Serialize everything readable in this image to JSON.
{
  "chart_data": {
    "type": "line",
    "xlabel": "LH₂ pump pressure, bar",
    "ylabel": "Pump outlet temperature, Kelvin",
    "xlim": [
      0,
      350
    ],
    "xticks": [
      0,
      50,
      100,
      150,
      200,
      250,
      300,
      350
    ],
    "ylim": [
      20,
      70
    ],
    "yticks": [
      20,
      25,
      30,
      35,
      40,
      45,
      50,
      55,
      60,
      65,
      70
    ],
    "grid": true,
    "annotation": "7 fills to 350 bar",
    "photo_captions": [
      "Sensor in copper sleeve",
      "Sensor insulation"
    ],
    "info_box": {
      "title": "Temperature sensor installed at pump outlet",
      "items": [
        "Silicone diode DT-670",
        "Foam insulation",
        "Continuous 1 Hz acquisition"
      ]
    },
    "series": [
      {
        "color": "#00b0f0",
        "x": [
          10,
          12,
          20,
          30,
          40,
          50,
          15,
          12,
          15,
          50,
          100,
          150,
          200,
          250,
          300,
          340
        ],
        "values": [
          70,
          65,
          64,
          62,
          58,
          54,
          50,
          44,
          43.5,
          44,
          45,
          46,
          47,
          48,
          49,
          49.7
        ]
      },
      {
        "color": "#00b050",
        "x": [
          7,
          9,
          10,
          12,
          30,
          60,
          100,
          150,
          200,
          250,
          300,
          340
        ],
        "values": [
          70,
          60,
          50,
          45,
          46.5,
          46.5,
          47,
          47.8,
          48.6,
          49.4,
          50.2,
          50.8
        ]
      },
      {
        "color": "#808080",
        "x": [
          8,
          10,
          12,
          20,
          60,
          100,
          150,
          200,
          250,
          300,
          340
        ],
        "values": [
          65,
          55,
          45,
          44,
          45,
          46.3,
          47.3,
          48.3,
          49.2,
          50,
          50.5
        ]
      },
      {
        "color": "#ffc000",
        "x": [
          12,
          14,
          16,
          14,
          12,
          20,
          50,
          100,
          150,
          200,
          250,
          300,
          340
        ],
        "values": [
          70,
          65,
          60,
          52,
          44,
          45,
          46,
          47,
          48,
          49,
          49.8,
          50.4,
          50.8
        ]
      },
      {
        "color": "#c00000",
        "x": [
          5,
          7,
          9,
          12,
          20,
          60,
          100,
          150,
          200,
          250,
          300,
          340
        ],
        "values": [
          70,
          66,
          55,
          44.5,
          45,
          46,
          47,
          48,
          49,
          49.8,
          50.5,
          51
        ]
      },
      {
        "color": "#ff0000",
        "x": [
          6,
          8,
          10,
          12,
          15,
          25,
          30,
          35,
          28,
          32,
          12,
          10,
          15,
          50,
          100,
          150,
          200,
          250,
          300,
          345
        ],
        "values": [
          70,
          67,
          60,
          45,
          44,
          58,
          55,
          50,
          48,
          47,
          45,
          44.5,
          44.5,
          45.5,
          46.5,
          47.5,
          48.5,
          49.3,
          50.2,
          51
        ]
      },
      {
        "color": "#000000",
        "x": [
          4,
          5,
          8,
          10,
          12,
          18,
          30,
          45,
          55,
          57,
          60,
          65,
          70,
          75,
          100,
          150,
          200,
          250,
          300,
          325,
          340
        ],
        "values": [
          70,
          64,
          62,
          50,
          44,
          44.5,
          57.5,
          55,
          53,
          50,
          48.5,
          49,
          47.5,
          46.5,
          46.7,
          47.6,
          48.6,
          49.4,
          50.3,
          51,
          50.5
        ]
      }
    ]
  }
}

—————

**What is asked**.
Extract each record, keeping it identical to the original.

**Response to this task**.
Serialize everything readable in this image to JSON.
{
  "chart_data": {
    "type": "line",
    "xlabel": "LH₂ pump pressure, bar",
    "ylabel": "Pump outlet temperature, Kelvin",
    "xlim": [
      0,
      350
    ],
    "xticks": [
      0,
      50,
      100,
      150,
      200,
      250,
      300,
      350
    ],
    "ylim": [
      20,
      70
    ],
    "yticks": [
      20,
      25,
      30,
      35,
      40,
      45,
      50,
      55,
      60,
      65,
      70
    ],
    "grid": true,
    "annotation": "7 fills to 350 bar",
    "photo_captions": [
      "Sensor in copper sleeve",
      "Sensor insulation"
    ],
    "info_box": {
      "title": "Temperature sensor installed at pump outlet",
      "items": [
        "Silicone diode DT-670",
        "Foam insulation",
        "Continuous 1 Hz acquisition"
      ]
    },
    "series": [
      {
        "color": "#00b0f0",
        "x": [
          10,
          12,
          20,
          30,
          40,
          50,
          15,
          12,
          15,
          50,
          100,
          150,
          200,
          250,
          300,
          340
        ],
        "values": [
          70,
          65,
          64,
          62,
          58,
          54,
          50,
          44,
          43.5,
          44,
          45,
          46,
          47,
          48,
          49,
          49.7
        ]
      },
      {
        "color": "#00b050",
        "x": [
          7,
          9,
          10,
          12,
          30,
          60,
          100,
          150,
          200,
          250,
          300,
          340
        ],
        "values": [
          70,
          60,
          50,
          45,
          46.5,
          46.5,
          47,
          47.8,
          48.6,
          49.4,
          50.2,
          50.8
        ]
      },
      {
        "color": "#808080",
        "x": [
          8,
          10,
          12,
          20,
          60,
          100,
          150,
          200,
          250,
          300,
          340
        ],
        "values": [
          65,
          55,
          45,
          44,
          45,
          46.3,
          47.3,
          48.3,
          49.2,
          50,
          50.5
        ]
      },
      {
        "color": "#ffc000",
        "x": [
          12,
          14,
          16,
          14,
          12,
          20,
          50,
          100,
          150,
          200,
          250,
          300,
          340
        ],
        "values": [
          70,
          65,
          60,
          52,
          44,
          45,
          46,
          47,
          48,
          49,
          49.8,
          50.4,
          50.8
        ]
      },
      {
        "color": "#c00000",
        "x": [
          5,
          7,
          9,
          12,
          20,
          60,
          100,
          150,
          200,
          250,
          300,
          340
        ],
        "values": [
          70,
          66,
          55,
          44.5,
          45,
          46,
          47,
          48,
          49,
          49.8,
          50.5,
          51
        ]
      },
      {
        "color": "#ff0000",
        "x": [
          6,
          8,
          10,
          12,
          15,
          25,
          30,
          35,
          28,
          32,
          12,
          10,
          15,
          50,
          100,
          150,
          200,
          250,
          300,
          345
        ],
        "values": [
          70,
          67,
          60,
          45,
          44,
          58,
          55,
          50,
          48,
          47,
          45,
          44.5,
          44.5,
          45.5,
          46.5,
          47.5,
          48.5,
          49.3,
          50.2,
          51
        ]
      },
      {
        "color": "#000000",
        "x": [
          4,
          5,
          8,
          10,
          12,
          18,
          30,
          45,
          55,
          57,
          60,
          65,
          70,
          75,
          100,
          150,
          200,
          250,
          300,
          325,
          340
        ],
        "values": [
          70,
          64,
          62,
          50,
          44,
          44.5,
          57.5,
          55,
          53,
          50,
          48.5,
          49,
          47.5,
          46.5,
          46.7,
          47.6,
          48.6,
          49.4,
          50.3,
          51,
          50.5
        ]
      }
    ]
  }
}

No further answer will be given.